• [AIM OF THE EXERCISE]: Reply with the count of lines holding "this", nothing more.

[Entries taken from a collection]
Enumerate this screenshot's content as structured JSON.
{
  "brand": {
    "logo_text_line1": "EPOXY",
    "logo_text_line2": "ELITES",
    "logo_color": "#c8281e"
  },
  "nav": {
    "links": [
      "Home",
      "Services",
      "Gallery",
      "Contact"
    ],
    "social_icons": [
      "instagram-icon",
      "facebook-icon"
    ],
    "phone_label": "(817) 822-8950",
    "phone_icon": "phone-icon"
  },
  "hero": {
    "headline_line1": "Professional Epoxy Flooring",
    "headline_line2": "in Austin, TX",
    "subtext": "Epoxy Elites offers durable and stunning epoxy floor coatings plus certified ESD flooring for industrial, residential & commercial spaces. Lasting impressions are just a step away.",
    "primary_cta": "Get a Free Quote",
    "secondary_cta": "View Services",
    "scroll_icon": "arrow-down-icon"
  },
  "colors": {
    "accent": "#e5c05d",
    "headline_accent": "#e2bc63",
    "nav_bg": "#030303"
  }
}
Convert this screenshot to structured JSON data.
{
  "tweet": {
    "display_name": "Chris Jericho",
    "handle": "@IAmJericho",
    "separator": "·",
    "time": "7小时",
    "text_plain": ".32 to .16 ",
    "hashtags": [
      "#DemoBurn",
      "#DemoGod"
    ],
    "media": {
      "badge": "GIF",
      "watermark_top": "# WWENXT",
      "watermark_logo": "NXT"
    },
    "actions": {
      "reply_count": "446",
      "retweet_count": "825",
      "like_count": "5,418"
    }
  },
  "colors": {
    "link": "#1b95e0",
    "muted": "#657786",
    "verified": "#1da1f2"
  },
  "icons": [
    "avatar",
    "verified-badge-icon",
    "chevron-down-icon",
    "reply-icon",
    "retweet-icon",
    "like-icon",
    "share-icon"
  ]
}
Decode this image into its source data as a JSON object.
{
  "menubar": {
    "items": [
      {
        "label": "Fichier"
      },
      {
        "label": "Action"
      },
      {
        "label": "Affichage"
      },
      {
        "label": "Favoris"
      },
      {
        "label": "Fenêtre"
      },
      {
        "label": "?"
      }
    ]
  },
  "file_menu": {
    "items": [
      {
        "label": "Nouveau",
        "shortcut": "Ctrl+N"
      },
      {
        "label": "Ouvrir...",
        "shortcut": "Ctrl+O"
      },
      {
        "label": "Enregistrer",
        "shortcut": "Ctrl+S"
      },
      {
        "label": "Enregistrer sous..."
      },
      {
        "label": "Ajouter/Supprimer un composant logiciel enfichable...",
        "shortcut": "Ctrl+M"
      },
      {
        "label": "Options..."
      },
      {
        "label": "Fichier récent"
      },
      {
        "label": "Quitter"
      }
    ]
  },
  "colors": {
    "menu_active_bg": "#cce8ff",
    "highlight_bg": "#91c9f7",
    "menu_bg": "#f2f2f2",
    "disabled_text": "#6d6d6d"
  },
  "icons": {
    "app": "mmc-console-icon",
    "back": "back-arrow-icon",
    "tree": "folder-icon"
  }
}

• [FINISHED TASK]: 3